§ **What the exercise asks**:
Wherever the word "this" appears in the entries, copy the whole line.

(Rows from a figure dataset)

-- -- --

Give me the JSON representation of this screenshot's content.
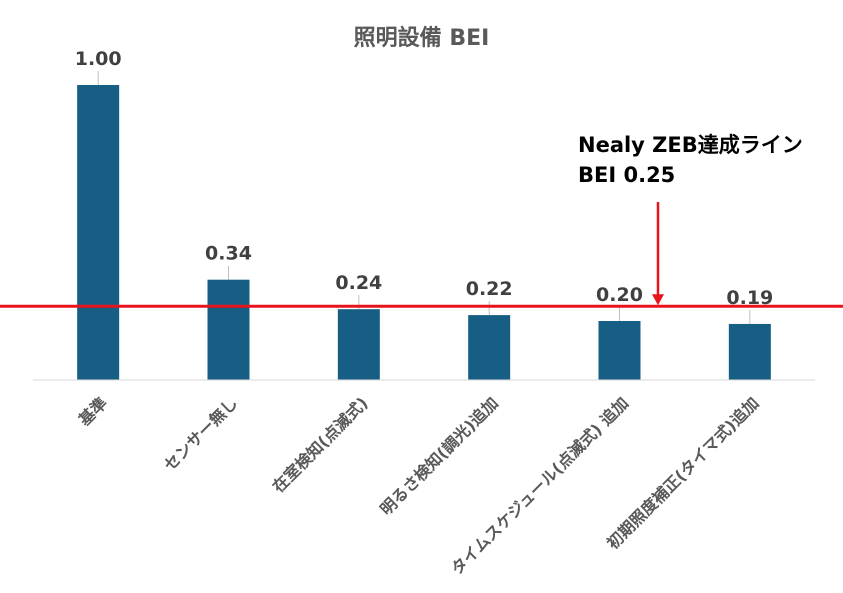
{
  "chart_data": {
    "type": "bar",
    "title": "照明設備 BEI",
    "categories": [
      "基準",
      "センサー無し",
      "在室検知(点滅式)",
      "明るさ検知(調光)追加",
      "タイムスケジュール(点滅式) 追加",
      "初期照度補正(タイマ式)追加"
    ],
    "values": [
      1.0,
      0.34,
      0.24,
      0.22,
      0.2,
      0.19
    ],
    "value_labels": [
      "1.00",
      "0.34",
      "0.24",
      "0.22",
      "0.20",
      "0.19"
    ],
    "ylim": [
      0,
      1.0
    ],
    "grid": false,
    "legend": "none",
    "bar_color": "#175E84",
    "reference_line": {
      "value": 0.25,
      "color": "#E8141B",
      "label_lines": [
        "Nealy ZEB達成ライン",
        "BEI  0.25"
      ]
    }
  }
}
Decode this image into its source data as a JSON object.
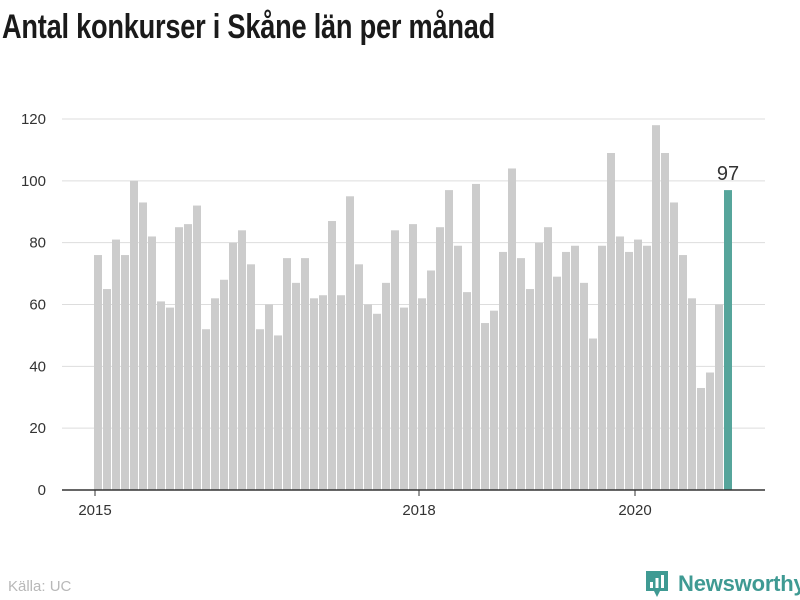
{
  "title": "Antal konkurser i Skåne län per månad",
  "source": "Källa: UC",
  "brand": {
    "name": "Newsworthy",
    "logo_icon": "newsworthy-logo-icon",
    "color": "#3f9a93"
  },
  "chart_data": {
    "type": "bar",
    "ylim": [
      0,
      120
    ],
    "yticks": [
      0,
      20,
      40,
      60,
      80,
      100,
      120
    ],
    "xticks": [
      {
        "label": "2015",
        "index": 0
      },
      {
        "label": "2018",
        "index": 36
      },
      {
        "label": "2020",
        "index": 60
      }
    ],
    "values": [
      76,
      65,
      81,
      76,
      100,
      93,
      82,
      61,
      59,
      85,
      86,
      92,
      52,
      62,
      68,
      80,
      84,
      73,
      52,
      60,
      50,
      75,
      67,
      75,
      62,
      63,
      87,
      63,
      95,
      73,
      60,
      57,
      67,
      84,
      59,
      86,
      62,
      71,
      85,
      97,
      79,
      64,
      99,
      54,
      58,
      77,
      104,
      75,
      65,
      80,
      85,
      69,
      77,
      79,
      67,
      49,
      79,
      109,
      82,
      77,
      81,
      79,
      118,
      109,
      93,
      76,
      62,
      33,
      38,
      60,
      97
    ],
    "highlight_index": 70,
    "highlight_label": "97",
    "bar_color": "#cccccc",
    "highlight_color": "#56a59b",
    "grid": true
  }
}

-- -- --

§ **Written response**:
Give me the JSON representation of this screenshot's content.
Decode this image into its source data as a JSON object.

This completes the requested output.